> **EXERCISE BRIEF**
Gather from the material every line that contains the string "Children".

Source records:
#####

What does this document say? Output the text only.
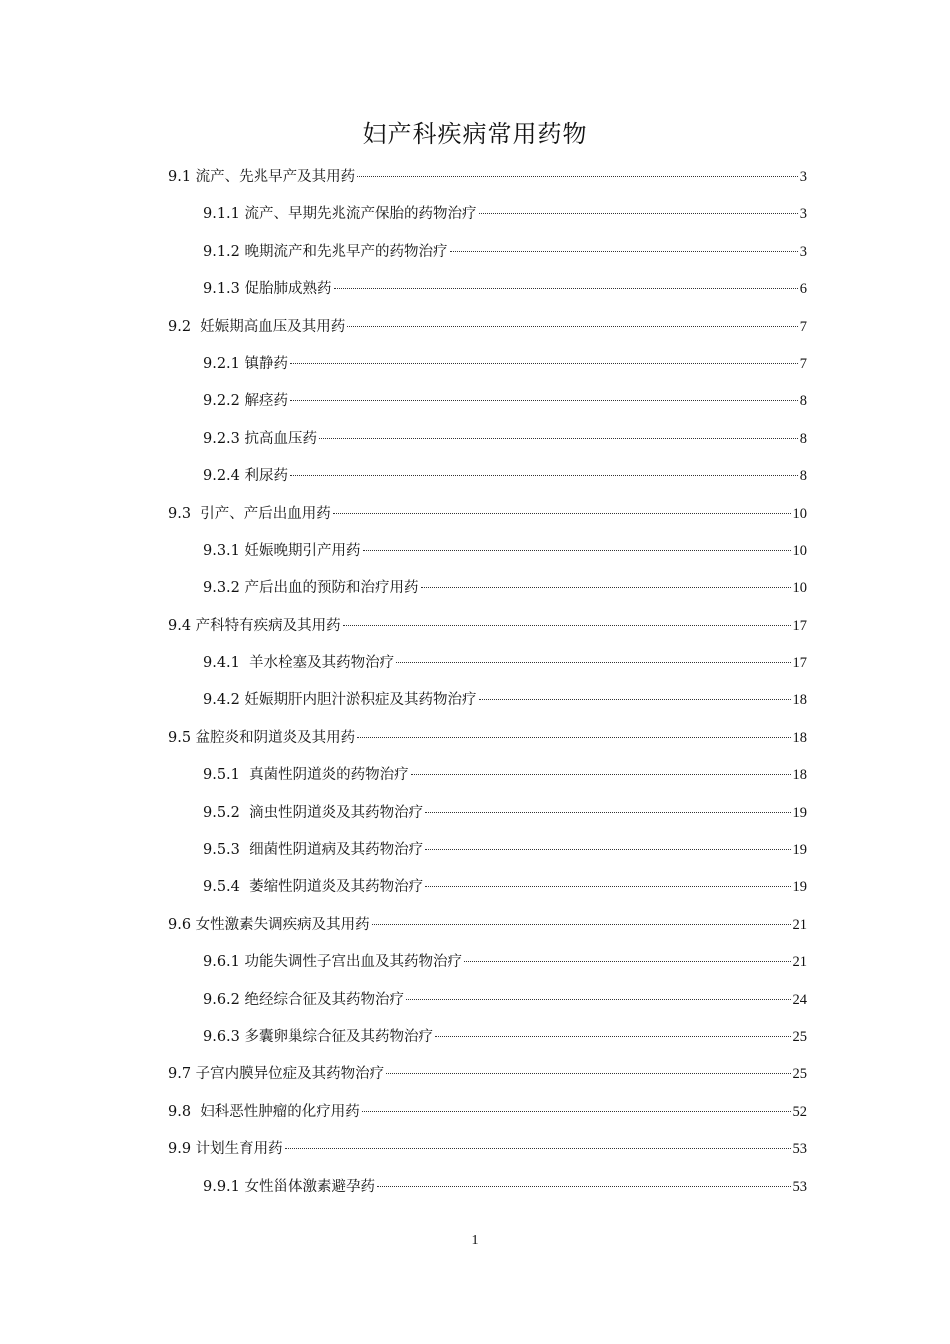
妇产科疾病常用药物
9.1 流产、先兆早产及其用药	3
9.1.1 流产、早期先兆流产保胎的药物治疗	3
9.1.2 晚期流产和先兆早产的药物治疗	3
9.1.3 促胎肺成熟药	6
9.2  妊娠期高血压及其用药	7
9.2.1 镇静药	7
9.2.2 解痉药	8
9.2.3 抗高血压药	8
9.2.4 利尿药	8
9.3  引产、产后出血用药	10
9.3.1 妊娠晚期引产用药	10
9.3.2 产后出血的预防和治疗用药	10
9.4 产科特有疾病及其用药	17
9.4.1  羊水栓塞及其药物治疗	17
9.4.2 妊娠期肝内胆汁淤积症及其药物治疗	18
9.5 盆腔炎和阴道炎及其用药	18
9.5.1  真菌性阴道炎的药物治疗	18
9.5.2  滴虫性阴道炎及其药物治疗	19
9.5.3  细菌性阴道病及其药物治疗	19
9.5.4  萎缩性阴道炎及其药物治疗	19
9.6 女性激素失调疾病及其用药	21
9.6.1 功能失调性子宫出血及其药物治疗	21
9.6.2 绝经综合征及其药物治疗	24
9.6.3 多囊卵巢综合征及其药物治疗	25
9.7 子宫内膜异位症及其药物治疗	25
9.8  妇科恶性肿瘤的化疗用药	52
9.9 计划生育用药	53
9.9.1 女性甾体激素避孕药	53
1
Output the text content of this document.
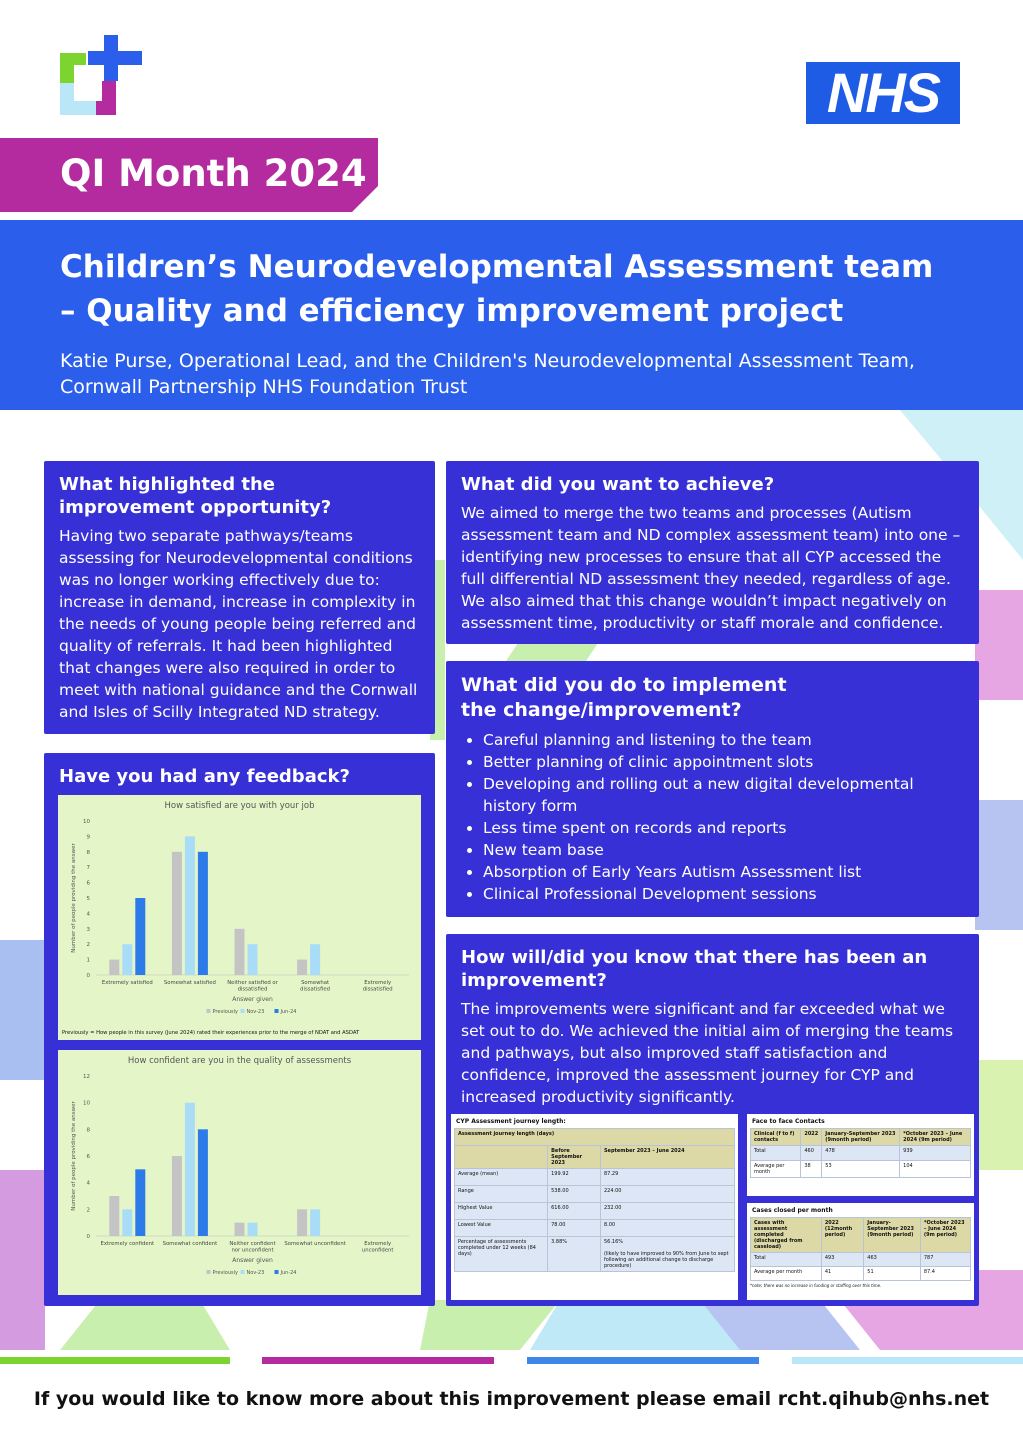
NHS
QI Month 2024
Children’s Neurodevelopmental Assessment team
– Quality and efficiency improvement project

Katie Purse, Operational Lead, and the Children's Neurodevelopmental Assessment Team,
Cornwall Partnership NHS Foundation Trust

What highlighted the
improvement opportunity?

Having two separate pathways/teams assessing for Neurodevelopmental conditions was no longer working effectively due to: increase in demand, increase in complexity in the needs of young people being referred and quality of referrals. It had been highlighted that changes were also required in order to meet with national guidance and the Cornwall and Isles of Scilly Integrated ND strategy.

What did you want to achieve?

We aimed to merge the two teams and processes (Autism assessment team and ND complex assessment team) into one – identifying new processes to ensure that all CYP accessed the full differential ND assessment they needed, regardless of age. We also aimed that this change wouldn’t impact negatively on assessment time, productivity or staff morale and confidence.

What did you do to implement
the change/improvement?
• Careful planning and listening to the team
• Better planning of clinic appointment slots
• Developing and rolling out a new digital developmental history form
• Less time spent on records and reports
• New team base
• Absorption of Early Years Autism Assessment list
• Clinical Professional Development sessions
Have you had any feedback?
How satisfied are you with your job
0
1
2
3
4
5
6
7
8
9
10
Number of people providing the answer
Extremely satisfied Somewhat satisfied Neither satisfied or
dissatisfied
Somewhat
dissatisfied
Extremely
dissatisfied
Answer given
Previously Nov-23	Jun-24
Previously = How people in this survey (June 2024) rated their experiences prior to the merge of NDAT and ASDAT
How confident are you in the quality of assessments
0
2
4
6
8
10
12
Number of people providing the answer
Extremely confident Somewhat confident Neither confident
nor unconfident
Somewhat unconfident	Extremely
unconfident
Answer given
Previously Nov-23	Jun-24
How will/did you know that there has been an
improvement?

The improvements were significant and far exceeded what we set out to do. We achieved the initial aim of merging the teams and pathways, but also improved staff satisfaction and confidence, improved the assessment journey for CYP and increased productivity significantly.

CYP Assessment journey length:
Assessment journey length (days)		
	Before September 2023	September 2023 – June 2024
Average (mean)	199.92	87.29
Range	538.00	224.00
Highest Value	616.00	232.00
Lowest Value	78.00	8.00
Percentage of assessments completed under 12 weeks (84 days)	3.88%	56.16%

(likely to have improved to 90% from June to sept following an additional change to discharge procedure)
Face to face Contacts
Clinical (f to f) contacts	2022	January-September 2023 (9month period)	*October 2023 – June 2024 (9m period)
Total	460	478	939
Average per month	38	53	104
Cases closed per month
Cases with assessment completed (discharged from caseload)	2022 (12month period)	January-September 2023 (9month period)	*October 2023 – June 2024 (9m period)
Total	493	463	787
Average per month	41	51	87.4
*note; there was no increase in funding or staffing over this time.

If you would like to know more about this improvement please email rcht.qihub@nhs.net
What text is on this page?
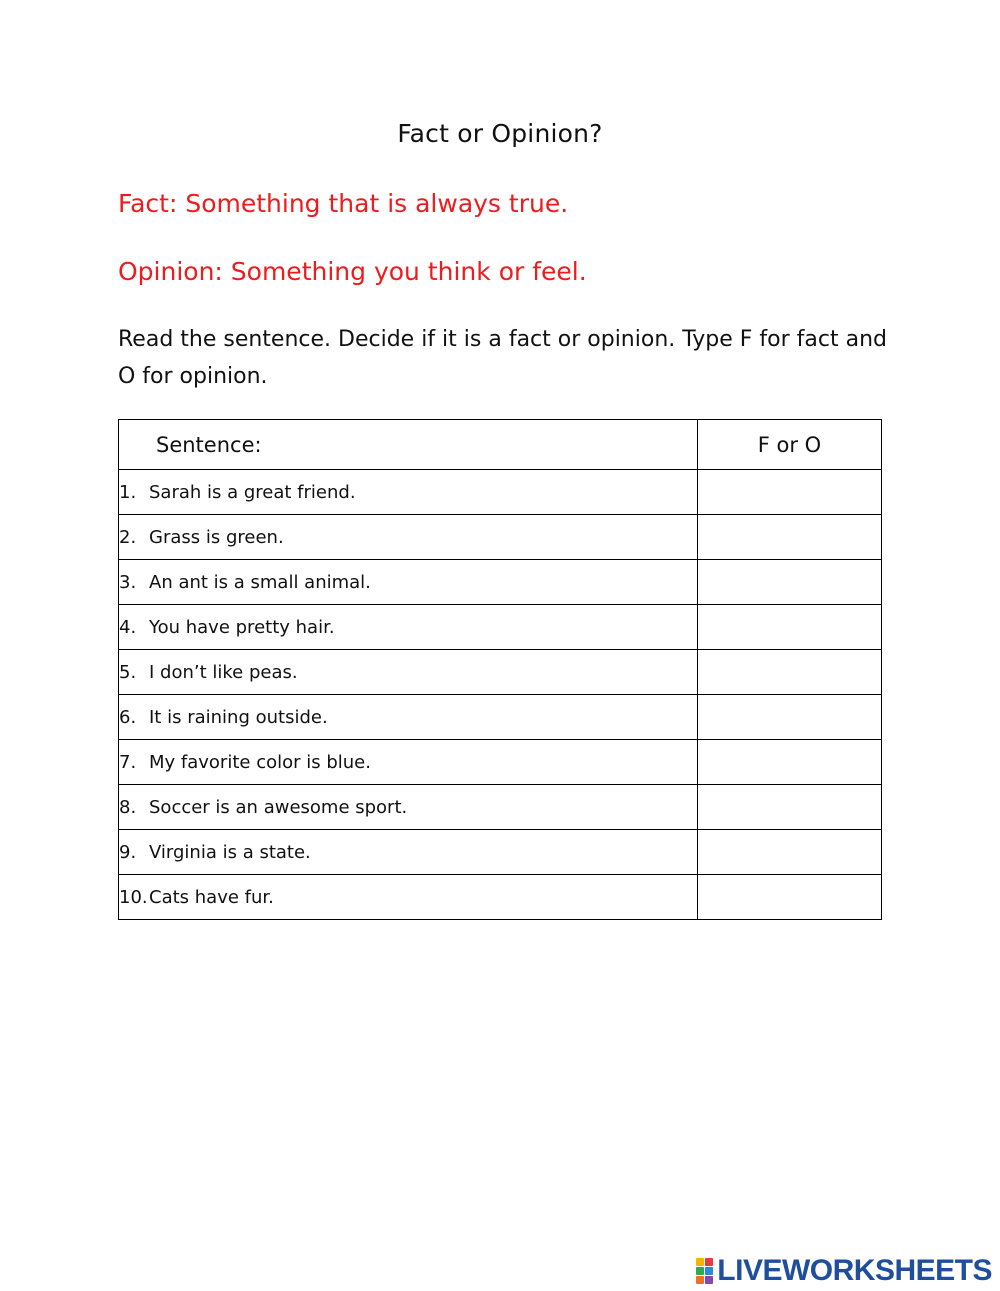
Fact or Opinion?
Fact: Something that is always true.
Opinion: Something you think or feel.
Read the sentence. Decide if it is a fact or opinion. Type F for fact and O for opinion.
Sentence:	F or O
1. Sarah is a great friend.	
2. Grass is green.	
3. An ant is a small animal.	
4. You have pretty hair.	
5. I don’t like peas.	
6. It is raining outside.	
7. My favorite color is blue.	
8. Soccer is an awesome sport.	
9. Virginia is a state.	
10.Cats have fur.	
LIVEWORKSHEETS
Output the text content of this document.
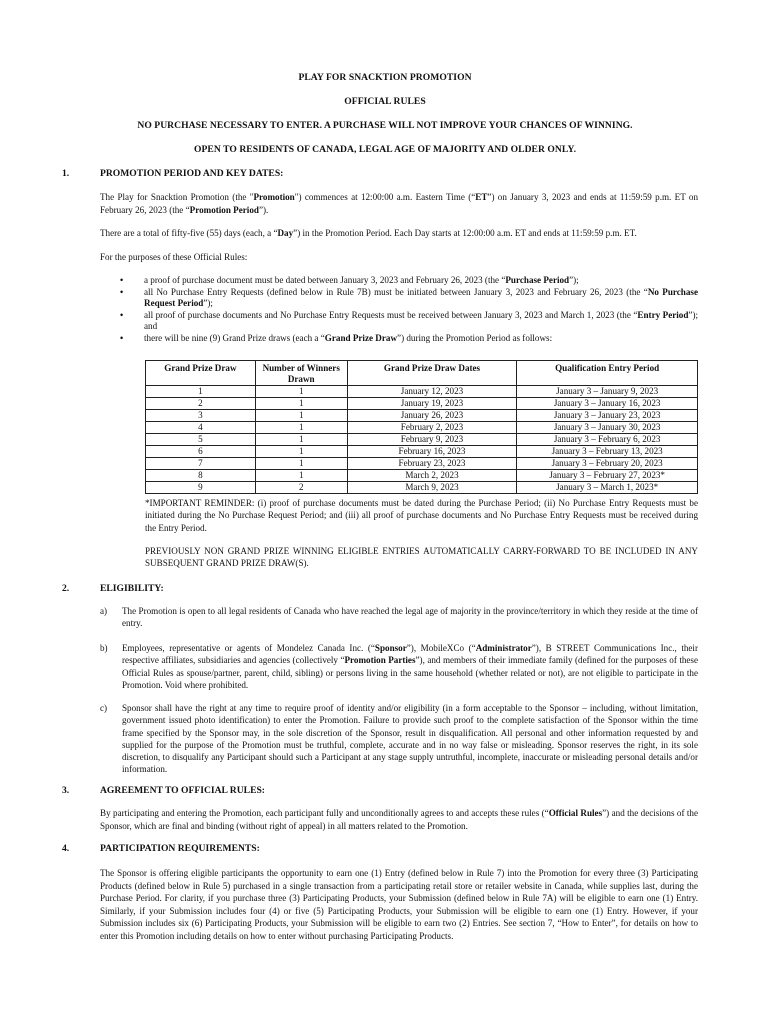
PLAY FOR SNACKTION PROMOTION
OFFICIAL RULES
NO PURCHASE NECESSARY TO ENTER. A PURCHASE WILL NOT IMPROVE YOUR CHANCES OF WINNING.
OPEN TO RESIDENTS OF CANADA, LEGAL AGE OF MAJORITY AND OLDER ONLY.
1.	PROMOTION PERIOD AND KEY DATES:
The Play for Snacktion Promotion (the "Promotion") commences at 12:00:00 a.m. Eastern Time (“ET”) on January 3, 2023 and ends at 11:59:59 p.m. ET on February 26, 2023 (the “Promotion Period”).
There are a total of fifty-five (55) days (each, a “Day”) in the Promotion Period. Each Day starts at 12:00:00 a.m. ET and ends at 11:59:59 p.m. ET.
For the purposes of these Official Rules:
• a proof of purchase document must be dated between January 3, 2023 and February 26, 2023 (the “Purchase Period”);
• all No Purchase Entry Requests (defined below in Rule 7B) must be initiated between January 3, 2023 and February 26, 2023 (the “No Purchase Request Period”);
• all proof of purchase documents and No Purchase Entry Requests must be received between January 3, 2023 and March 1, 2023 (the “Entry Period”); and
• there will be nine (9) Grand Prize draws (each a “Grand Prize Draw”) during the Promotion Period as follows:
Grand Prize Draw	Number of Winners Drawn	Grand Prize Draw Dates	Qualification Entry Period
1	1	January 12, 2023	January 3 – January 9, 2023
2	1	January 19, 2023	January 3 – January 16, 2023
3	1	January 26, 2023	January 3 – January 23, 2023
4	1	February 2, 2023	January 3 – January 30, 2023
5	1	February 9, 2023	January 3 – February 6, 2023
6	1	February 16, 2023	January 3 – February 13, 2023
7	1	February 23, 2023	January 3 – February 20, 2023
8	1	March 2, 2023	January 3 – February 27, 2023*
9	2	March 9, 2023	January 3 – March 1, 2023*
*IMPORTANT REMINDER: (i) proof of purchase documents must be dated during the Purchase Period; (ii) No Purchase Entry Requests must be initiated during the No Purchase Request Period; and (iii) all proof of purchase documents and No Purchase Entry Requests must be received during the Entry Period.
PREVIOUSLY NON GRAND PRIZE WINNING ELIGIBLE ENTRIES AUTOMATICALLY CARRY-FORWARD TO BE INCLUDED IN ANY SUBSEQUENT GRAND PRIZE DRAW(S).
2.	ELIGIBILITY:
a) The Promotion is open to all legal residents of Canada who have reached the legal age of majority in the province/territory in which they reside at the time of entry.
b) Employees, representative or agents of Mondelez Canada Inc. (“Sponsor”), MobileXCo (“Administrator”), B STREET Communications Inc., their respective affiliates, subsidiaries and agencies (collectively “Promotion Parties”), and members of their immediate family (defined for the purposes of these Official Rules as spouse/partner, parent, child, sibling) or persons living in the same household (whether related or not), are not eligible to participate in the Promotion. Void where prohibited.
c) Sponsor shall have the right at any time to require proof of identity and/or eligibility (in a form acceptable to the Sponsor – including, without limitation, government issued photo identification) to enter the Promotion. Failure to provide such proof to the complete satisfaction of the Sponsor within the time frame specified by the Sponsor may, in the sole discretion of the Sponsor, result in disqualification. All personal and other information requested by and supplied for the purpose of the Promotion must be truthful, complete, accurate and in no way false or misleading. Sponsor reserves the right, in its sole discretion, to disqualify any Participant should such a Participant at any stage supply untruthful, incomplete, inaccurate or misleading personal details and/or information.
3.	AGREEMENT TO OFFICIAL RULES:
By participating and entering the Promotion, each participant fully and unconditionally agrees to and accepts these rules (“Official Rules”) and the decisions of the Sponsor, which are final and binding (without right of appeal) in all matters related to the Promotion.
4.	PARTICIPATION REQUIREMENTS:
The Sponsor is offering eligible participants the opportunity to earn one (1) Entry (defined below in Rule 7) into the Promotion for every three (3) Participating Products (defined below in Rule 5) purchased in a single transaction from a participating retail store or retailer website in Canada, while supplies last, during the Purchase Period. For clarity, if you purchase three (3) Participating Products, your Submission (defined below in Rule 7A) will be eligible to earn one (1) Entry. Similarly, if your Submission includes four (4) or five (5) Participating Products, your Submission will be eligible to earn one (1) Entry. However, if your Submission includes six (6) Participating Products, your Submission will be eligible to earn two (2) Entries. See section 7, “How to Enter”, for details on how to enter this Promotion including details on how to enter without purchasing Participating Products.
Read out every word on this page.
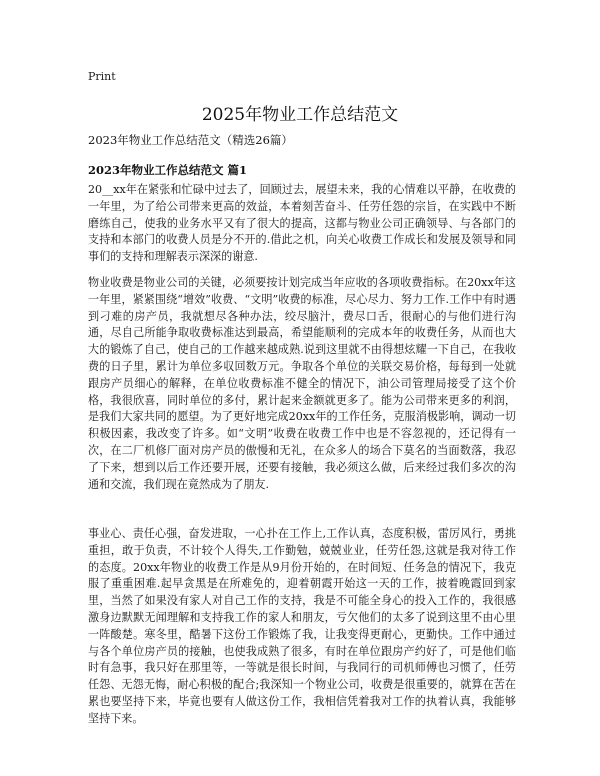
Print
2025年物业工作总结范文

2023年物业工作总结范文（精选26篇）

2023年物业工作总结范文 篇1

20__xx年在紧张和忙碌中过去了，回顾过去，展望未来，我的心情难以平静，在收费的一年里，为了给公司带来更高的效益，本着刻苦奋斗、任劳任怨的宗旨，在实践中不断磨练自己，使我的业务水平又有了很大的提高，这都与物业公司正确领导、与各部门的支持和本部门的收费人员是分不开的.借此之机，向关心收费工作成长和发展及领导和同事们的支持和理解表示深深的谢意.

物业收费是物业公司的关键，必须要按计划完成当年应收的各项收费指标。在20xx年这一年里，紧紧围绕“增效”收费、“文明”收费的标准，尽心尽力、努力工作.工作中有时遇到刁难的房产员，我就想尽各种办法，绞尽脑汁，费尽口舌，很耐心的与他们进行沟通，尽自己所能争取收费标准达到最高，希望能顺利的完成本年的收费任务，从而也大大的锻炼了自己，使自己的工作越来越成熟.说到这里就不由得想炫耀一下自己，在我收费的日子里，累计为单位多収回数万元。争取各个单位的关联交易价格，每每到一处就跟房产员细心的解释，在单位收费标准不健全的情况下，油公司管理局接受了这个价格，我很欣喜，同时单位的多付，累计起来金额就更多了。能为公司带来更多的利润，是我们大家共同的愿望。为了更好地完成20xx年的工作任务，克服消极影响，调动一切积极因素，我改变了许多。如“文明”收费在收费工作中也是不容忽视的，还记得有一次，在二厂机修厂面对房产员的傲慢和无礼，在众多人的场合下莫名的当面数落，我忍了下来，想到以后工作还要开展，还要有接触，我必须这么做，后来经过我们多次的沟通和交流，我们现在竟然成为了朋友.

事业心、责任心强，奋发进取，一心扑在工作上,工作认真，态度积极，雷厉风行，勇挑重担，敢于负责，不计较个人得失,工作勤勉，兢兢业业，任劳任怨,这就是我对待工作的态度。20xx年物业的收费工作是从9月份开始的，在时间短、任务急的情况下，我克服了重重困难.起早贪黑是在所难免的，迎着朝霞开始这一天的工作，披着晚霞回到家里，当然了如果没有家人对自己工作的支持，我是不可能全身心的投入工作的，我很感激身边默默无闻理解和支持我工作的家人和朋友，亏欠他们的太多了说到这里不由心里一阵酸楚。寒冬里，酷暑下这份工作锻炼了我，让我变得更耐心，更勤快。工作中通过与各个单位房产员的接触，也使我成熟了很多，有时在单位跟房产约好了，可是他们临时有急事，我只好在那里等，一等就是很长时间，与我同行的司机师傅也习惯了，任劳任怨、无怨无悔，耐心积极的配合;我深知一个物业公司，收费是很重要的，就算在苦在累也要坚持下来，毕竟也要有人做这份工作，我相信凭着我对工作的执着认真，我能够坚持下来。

#####

> **EXPECTED ANSWER**
Children’s Neurodevelopmental Assessment team
Katie Purse, Operational Lead, and the Children's Neurodevelopmental Assessment Team,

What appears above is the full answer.